= DATA SHOWN =
┌──
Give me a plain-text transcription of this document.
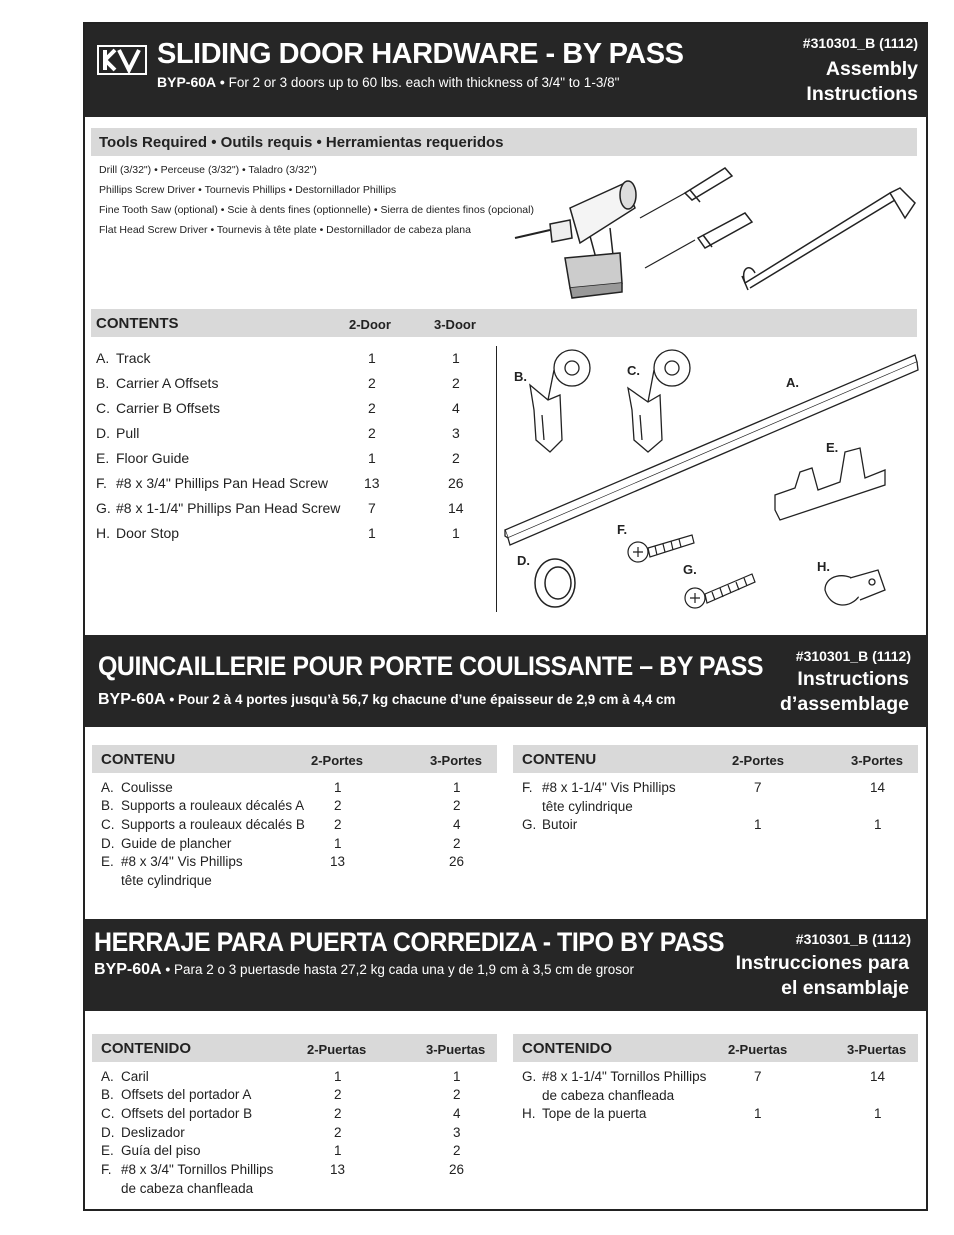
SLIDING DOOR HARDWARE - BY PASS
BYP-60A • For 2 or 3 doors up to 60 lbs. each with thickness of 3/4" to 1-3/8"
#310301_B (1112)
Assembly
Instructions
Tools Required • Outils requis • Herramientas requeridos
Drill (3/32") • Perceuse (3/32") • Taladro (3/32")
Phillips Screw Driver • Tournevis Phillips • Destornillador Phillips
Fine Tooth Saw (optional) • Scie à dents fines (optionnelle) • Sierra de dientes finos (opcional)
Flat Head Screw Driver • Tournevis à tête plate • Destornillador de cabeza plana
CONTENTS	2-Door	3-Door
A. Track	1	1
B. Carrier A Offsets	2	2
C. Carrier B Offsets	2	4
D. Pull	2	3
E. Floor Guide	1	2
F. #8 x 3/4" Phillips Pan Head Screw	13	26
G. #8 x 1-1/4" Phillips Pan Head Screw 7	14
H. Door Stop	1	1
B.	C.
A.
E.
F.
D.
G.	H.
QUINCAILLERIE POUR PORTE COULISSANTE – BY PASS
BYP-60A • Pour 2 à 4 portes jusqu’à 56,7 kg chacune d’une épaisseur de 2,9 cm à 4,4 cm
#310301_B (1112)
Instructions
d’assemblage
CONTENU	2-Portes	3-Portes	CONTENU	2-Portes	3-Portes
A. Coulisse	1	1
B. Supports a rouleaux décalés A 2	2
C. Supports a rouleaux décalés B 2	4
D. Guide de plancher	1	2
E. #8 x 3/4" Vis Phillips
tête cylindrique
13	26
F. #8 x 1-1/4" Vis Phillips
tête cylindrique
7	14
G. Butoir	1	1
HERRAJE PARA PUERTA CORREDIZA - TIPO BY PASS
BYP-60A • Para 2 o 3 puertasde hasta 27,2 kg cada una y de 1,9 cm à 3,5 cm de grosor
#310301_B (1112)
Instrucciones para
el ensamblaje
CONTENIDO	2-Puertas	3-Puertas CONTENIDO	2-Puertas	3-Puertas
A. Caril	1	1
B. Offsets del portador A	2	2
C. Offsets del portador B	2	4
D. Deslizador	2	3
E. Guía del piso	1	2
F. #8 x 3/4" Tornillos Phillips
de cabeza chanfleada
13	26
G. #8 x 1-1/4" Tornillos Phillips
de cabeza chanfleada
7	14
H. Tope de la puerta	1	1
└──
= EXERCISE DIRECTIONS =
Leaving the pictures aside, transcribe the entire listing exactly.

= ANSWER FOR THIS EXERCISE =
Give me a plain-text transcription of this document.
SLIDING DOOR HARDWARE - BY PASS
BYP-60A • For 2 or 3 doors up to 60 lbs. each with thickness of 3/4" to 1-3/8"
#310301_B (1112)
Assembly
Instructions
Tools Required • Outils requis • Herramientas requeridos
Drill (3/32") • Perceuse (3/32") • Taladro (3/32")
Phillips Screw Driver • Tournevis Phillips • Destornillador Phillips
Fine Tooth Saw (optional) • Scie à dents fines (optionnelle) • Sierra de dientes finos (opcional)
Flat Head Screw Driver • Tournevis à tête plate • Destornillador de cabeza plana
CONTENTS	2-Door	3-Door
A. Track	1	1
B. Carrier A Offsets	2	2
C. Carrier B Offsets	2	4
D. Pull	2	3
E. Floor Guide	1	2
F. #8 x 3/4" Phillips Pan Head Screw	13	26
G. #8 x 1-1/4" Phillips Pan Head Screw 7	14
H. Door Stop	1	1
B.	C.
A.
E.
F.
D.
G.	H.
QUINCAILLERIE POUR PORTE COULISSANTE – BY PASS
BYP-60A • Pour 2 à 4 portes jusqu’à 56,7 kg chacune d’une épaisseur de 2,9 cm à 4,4 cm
#310301_B (1112)
Instructions
d’assemblage
CONTENU	2-Portes	3-Portes	CONTENU	2-Portes	3-Portes
A. Coulisse	1	1
B. Supports a rouleaux décalés A 2	2
C. Supports a rouleaux décalés B 2	4
D. Guide de plancher	1	2
E. #8 x 3/4" Vis Phillips
tête cylindrique
13	26
F. #8 x 1-1/4" Vis Phillips
tête cylindrique
7	14
G. Butoir	1	1
HERRAJE PARA PUERTA CORREDIZA - TIPO BY PASS
BYP-60A • Para 2 o 3 puertasde hasta 27,2 kg cada una y de 1,9 cm à 3,5 cm de grosor
#310301_B (1112)
Instrucciones para
el ensamblaje
CONTENIDO	2-Puertas	3-Puertas CONTENIDO	2-Puertas	3-Puertas
A. Caril	1	1
B. Offsets del portador A	2	2
C. Offsets del portador B	2	4
D. Deslizador	2	3
E. Guía del piso	1	2
F. #8 x 3/4" Tornillos Phillips
de cabeza chanfleada
13	26
G. #8 x 1-1/4" Tornillos Phillips
de cabeza chanfleada
7	14
H. Tope de la puerta	1	1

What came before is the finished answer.